++++ Supplied data

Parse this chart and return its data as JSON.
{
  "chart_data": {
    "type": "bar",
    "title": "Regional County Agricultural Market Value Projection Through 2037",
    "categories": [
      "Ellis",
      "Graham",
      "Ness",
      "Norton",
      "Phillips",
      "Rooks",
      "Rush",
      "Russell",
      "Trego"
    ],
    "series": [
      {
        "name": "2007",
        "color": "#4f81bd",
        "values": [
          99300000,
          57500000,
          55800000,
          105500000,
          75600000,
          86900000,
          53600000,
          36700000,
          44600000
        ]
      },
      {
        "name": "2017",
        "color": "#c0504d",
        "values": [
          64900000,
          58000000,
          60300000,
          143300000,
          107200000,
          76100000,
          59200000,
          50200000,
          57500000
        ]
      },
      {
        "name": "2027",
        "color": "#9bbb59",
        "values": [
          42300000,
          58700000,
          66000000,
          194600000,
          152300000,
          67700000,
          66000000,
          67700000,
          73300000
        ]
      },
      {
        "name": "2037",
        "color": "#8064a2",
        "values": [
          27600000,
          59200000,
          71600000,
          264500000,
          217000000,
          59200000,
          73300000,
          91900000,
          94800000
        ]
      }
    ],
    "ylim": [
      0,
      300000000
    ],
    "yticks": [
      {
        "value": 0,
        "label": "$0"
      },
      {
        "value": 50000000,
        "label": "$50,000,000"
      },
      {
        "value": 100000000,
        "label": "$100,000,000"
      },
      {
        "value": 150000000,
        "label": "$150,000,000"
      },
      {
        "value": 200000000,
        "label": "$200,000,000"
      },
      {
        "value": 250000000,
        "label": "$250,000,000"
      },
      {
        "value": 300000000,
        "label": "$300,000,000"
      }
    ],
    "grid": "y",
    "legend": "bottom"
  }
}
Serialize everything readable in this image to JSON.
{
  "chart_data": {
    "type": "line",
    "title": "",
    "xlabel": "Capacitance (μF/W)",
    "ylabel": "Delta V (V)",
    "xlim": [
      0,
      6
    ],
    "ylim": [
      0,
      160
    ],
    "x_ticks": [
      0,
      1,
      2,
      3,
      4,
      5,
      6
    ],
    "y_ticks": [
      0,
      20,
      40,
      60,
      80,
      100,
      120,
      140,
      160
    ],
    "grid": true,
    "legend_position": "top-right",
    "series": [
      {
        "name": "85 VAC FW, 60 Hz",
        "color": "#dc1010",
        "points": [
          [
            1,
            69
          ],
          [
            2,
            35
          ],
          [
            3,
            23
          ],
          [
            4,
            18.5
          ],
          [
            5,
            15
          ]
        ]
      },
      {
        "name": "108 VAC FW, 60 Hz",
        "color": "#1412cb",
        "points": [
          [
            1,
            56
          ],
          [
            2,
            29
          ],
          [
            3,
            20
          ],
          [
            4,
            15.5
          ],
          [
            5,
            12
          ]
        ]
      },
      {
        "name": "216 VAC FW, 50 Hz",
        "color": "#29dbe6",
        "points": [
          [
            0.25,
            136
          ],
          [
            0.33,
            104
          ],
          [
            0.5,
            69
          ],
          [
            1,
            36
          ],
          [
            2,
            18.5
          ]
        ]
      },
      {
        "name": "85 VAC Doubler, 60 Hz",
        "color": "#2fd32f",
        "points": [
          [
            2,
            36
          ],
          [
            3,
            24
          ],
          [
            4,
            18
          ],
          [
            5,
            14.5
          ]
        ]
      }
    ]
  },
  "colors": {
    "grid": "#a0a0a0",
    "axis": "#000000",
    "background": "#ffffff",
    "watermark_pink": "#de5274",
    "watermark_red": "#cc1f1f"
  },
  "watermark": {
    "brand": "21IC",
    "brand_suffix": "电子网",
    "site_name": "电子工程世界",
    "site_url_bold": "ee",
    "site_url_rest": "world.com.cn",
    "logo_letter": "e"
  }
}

++++++++

Task description: Go through the listing above and return every line where the word "JSON" occurs.

Answer to this exercise:
Parse this chart and return its data as JSON.
Serialize everything readable in this image to JSON.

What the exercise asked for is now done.